→ **WORK TO DO**
Search the records that follow and extract every line containing the string "What".
#### ROWS
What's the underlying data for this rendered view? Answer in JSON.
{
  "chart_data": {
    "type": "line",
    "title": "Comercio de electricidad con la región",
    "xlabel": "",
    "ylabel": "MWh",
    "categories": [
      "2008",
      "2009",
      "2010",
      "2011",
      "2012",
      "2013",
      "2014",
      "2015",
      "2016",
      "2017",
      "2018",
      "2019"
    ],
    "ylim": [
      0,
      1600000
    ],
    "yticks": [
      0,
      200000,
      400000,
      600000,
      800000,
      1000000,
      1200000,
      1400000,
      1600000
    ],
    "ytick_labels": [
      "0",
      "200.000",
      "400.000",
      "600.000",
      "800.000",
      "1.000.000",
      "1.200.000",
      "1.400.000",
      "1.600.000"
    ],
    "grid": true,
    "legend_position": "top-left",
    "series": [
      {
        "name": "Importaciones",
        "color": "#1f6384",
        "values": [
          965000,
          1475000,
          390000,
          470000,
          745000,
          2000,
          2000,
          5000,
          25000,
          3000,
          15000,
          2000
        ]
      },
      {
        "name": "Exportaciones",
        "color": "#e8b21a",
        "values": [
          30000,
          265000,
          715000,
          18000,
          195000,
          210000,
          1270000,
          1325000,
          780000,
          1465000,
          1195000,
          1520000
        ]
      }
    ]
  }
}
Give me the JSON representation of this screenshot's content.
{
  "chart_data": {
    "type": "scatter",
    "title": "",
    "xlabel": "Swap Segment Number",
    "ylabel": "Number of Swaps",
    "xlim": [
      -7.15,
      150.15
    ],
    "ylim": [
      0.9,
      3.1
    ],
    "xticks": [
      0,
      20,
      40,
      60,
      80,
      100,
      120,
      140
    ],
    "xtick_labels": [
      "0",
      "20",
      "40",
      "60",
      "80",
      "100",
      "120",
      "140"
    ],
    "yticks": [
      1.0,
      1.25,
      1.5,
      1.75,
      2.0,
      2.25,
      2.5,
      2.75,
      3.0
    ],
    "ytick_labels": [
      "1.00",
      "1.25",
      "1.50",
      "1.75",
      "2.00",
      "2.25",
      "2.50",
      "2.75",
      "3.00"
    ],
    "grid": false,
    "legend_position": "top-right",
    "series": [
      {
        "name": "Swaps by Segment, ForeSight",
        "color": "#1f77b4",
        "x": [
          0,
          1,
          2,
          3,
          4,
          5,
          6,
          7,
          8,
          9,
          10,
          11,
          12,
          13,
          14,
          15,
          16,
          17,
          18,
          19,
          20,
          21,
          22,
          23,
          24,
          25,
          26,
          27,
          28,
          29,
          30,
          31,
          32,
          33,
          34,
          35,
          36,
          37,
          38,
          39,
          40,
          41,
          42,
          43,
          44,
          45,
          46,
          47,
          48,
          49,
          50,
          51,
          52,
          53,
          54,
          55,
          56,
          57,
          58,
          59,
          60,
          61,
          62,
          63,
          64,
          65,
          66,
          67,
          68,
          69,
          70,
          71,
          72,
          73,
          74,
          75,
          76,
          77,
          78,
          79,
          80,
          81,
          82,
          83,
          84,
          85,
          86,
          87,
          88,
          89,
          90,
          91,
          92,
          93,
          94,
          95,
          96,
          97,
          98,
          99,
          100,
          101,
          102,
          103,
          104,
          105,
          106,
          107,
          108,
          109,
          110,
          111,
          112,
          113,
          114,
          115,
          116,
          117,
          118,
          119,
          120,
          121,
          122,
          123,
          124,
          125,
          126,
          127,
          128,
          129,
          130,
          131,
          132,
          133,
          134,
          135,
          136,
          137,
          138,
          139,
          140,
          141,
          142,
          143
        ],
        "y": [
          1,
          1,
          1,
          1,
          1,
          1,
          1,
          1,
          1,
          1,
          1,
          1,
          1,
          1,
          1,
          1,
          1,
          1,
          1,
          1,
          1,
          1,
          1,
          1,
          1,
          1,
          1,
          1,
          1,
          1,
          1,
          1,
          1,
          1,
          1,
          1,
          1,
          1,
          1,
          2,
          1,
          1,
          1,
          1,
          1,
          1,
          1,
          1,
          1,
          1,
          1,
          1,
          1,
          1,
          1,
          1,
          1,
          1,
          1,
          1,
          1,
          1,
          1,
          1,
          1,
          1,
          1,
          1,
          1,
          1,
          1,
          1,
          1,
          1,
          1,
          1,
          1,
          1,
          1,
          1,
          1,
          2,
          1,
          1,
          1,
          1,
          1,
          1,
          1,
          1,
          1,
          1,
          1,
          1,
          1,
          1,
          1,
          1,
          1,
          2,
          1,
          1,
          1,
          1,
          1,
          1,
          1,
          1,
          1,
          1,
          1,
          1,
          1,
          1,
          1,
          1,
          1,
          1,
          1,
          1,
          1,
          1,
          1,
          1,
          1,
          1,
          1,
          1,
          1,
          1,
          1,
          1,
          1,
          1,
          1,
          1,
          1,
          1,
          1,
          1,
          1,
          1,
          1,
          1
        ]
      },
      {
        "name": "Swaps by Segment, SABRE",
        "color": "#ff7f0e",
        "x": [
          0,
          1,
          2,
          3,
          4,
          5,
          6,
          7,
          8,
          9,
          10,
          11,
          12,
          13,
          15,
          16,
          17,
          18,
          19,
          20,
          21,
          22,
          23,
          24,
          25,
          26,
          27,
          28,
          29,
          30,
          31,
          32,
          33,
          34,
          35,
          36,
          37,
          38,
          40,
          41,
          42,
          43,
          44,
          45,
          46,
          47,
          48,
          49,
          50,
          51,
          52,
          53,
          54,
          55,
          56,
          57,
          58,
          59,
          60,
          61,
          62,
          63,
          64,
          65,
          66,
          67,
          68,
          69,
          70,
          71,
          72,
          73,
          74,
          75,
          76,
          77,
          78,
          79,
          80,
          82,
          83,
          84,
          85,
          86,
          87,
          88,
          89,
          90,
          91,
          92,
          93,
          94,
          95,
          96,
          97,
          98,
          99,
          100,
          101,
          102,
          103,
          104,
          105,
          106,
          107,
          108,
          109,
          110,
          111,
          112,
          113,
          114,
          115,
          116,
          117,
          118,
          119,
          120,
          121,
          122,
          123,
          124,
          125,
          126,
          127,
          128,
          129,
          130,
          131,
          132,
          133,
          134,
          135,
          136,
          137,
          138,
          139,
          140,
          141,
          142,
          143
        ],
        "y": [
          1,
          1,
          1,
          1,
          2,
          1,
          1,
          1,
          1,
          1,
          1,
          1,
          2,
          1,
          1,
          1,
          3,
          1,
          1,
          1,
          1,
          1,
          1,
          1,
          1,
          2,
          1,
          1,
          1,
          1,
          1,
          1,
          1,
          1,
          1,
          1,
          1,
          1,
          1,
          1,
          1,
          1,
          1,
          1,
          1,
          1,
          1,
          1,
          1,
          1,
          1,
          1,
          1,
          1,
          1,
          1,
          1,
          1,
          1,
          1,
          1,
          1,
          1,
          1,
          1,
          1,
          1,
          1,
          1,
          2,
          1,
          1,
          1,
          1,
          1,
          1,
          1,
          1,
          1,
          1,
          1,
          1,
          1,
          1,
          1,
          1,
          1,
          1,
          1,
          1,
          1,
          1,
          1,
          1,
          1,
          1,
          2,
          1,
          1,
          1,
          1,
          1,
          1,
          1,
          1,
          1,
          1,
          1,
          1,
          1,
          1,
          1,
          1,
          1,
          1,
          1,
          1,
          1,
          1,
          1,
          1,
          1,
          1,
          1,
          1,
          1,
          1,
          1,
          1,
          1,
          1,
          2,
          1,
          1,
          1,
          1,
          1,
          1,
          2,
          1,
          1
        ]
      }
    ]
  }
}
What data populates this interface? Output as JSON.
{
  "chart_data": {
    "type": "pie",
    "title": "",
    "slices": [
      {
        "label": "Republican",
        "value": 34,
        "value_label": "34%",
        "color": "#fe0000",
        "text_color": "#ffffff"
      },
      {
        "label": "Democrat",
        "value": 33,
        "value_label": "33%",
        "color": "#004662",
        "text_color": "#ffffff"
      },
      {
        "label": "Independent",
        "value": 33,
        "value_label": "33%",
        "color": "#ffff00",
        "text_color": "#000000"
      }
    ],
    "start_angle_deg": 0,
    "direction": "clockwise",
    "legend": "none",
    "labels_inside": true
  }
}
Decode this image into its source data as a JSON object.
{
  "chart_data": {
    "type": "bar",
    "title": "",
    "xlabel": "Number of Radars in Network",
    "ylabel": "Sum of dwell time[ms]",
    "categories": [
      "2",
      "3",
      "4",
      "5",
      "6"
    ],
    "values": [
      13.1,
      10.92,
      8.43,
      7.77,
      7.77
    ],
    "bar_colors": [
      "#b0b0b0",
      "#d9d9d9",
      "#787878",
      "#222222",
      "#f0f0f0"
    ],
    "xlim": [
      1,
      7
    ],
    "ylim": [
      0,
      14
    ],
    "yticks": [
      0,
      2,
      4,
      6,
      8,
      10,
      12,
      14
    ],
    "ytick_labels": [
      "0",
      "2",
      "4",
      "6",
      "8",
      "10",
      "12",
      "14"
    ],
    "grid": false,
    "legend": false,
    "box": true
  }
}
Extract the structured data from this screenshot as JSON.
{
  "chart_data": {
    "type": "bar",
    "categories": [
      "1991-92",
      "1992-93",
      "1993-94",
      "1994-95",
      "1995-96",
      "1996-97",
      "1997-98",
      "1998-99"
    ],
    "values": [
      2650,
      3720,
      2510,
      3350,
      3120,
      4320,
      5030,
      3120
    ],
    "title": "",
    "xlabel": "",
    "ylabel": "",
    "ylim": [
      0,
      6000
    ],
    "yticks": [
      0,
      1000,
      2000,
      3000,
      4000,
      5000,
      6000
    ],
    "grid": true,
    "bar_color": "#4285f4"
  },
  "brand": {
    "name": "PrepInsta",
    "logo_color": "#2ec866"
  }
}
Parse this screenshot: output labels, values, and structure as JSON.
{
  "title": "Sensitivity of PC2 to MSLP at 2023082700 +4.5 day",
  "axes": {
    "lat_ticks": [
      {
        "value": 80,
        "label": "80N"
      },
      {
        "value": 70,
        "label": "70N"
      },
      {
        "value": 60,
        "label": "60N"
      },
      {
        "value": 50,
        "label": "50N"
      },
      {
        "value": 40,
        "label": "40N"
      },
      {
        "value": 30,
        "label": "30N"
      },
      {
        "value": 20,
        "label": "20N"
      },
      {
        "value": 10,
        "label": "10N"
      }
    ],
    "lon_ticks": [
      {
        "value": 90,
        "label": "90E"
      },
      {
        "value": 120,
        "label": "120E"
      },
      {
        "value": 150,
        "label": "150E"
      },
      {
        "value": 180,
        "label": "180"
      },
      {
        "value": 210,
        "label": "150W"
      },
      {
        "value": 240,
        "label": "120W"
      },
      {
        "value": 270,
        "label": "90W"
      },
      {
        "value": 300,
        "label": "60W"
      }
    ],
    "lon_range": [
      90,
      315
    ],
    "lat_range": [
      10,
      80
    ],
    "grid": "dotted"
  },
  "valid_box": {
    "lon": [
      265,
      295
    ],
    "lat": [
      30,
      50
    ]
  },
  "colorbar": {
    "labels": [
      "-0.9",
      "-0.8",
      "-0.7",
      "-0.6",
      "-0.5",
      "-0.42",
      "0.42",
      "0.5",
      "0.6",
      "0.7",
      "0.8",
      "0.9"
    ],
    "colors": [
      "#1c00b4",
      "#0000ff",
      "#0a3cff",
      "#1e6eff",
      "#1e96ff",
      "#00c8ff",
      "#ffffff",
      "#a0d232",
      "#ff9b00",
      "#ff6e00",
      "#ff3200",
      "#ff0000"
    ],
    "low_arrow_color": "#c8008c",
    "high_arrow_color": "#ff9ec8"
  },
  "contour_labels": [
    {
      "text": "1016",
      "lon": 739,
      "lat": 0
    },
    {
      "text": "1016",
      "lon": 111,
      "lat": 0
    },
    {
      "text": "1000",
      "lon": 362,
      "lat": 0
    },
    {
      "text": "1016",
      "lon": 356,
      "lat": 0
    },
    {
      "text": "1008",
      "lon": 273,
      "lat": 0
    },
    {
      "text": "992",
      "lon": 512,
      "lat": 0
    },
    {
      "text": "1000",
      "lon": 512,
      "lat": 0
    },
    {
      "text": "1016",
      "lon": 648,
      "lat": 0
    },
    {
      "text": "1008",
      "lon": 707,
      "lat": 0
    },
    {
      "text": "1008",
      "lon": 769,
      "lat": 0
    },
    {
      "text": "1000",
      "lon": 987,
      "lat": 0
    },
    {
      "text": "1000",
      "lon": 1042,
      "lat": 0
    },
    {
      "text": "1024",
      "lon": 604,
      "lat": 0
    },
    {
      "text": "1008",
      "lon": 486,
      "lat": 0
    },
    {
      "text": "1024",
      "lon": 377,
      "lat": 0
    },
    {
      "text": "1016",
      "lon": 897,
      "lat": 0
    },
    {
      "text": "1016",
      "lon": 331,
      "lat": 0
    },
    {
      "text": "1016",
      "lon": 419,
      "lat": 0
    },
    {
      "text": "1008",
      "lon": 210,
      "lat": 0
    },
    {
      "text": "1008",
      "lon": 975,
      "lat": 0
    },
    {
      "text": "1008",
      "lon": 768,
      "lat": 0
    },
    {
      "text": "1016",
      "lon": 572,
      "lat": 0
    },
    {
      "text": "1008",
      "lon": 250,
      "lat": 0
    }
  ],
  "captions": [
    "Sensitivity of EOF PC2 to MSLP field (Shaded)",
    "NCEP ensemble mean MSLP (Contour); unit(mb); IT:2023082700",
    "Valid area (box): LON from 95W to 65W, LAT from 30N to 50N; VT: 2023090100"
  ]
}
########
→ **THE RESPONSE**
What's the underlying data for this rendered view? Answer in JSON.
What data populates this interface? Output as JSON.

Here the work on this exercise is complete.